*** Data extracts ***

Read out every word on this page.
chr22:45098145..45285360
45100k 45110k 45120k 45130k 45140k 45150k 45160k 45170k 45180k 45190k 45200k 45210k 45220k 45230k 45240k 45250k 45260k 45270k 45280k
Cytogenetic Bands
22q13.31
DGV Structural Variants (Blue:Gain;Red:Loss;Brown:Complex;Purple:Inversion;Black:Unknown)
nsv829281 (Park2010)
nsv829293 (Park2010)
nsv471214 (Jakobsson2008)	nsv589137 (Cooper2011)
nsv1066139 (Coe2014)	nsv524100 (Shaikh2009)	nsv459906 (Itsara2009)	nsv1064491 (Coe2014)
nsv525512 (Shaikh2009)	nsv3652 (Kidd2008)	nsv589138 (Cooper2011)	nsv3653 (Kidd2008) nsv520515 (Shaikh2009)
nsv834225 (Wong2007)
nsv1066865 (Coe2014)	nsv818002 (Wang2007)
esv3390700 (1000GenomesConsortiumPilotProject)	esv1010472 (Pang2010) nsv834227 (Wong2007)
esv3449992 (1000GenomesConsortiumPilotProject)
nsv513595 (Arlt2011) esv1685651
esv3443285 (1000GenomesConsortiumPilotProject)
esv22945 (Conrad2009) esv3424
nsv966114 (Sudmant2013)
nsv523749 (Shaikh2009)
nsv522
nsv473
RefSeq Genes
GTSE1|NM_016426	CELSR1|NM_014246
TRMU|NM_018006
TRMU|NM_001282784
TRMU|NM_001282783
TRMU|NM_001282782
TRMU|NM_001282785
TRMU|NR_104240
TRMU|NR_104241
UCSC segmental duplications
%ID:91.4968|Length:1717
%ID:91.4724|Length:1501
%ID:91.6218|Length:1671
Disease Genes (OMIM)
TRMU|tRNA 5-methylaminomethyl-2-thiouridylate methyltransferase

*** End of Data extracts ***
*** Data extracts ***

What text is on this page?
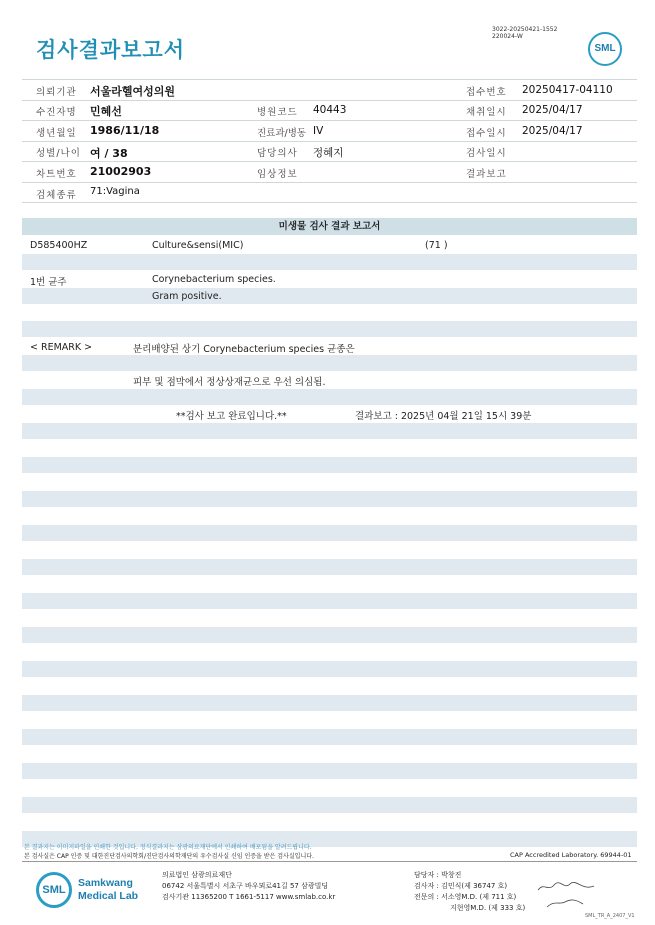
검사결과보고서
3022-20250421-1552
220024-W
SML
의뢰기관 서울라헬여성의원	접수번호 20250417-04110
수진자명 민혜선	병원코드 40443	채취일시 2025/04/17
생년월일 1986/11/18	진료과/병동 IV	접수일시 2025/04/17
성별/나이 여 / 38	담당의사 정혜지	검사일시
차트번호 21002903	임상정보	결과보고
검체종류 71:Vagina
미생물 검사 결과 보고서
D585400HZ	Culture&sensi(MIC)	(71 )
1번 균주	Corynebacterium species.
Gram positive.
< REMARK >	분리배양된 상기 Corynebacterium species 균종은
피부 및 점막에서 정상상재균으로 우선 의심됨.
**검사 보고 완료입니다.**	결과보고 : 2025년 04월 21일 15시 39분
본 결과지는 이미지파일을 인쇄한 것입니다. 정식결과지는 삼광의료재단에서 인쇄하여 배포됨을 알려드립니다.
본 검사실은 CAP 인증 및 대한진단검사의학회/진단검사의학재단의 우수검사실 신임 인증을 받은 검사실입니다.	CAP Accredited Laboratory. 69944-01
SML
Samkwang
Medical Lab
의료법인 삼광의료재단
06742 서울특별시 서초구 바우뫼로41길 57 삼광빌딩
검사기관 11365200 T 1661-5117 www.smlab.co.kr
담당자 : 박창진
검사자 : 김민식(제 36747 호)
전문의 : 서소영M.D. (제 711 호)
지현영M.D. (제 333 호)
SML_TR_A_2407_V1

*** End of Data extracts ***

**Exercise:** Find the lines above that hold "Corynebacterium", then copy each of them.

**Exercise answer:**
1번 균주	Corynebacterium species.
< REMARK >	분리배양된 상기 Corynebacterium species 균종은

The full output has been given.